---- The data

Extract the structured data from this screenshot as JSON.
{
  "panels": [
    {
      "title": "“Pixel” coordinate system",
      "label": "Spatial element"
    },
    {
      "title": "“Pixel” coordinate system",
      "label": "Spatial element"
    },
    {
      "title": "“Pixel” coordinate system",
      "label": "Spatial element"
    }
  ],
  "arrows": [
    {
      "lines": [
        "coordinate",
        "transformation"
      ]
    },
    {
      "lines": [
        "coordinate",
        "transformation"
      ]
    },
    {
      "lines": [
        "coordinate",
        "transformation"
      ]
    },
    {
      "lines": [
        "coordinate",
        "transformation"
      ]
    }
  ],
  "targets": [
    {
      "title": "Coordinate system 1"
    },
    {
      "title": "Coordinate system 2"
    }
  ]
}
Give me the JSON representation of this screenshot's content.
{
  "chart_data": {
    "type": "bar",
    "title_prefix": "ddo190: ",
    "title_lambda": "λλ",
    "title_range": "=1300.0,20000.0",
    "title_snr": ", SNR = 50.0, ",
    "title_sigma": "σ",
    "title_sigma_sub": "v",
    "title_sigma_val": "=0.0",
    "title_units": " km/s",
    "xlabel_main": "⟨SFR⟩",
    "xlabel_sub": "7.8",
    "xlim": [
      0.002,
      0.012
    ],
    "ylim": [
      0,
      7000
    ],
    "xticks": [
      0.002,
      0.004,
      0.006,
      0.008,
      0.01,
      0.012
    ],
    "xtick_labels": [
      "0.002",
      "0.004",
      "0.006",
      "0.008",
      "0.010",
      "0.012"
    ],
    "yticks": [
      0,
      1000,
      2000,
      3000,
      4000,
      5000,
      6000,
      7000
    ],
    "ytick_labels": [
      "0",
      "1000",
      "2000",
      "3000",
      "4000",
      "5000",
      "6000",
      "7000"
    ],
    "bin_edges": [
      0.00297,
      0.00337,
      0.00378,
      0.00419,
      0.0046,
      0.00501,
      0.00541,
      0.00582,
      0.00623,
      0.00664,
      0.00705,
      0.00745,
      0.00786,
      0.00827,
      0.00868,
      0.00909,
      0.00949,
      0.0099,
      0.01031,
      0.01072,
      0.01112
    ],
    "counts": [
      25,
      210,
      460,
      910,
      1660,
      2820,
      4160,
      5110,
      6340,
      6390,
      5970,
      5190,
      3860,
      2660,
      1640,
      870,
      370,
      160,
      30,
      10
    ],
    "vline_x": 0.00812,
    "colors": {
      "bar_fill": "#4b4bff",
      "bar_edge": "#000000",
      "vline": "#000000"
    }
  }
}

--------

Take the entries above and copy them out exactly.

Extract the structured data from this screenshot as JSON.
{
  "panels": [
    {
      "title": "“Pixel” coordinate system",
      "label": "Spatial element"
    },
    {
      "title": "“Pixel” coordinate system",
      "label": "Spatial element"
    },
    {
      "title": "“Pixel” coordinate system",
      "label": "Spatial element"
    }
  ],
  "arrows": [
    {
      "lines": [
        "coordinate",
        "transformation"
      ]
    },
    {
      "lines": [
        "coordinate",
        "transformation"
      ]
    },
    {
      "lines": [
        "coordinate",
        "transformation"
      ]
    },
    {
      "lines": [
        "coordinate",
        "transformation"
      ]
    }
  ],
  "targets": [
    {
      "title": "Coordinate system 1"
    },
    {
      "title": "Coordinate system 2"
    }
  ]
}
Give me the JSON representation of this screenshot's content.
{
  "chart_data": {
    "type": "bar",
    "title_prefix": "ddo190: ",
    "title_lambda": "λλ",
    "title_range": "=1300.0,20000.0",
    "title_snr": ", SNR = 50.0, ",
    "title_sigma": "σ",
    "title_sigma_sub": "v",
    "title_sigma_val": "=0.0",
    "title_units": " km/s",
    "xlabel_main": "⟨SFR⟩",
    "xlabel_sub": "7.8",
    "xlim": [
      0.002,
      0.012
    ],
    "ylim": [
      0,
      7000
    ],
    "xticks": [
      0.002,
      0.004,
      0.006,
      0.008,
      0.01,
      0.012
    ],
    "xtick_labels": [
      "0.002",
      "0.004",
      "0.006",
      "0.008",
      "0.010",
      "0.012"
    ],
    "yticks": [
      0,
      1000,
      2000,
      3000,
      4000,
      5000,
      6000,
      7000
    ],
    "ytick_labels": [
      "0",
      "1000",
      "2000",
      "3000",
      "4000",
      "5000",
      "6000",
      "7000"
    ],
    "bin_edges": [
      0.00297,
      0.00337,
      0.00378,
      0.00419,
      0.0046,
      0.00501,
      0.00541,
      0.00582,
      0.00623,
      0.00664,
      0.00705,
      0.00745,
      0.00786,
      0.00827,
      0.00868,
      0.00909,
      0.00949,
      0.0099,
      0.01031,
      0.01072,
      0.01112
    ],
    "counts": [
      25,
      210,
      460,
      910,
      1660,
      2820,
      4160,
      5110,
      6340,
      6390,
      5970,
      5190,
      3860,
      2660,
      1640,
      870,
      370,
      160,
      30,
      10
    ],
    "vline_x": 0.00812,
    "colors": {
      "bar_fill": "#4b4bff",
      "bar_edge": "#000000",
      "vline": "#000000"
    }
  }
}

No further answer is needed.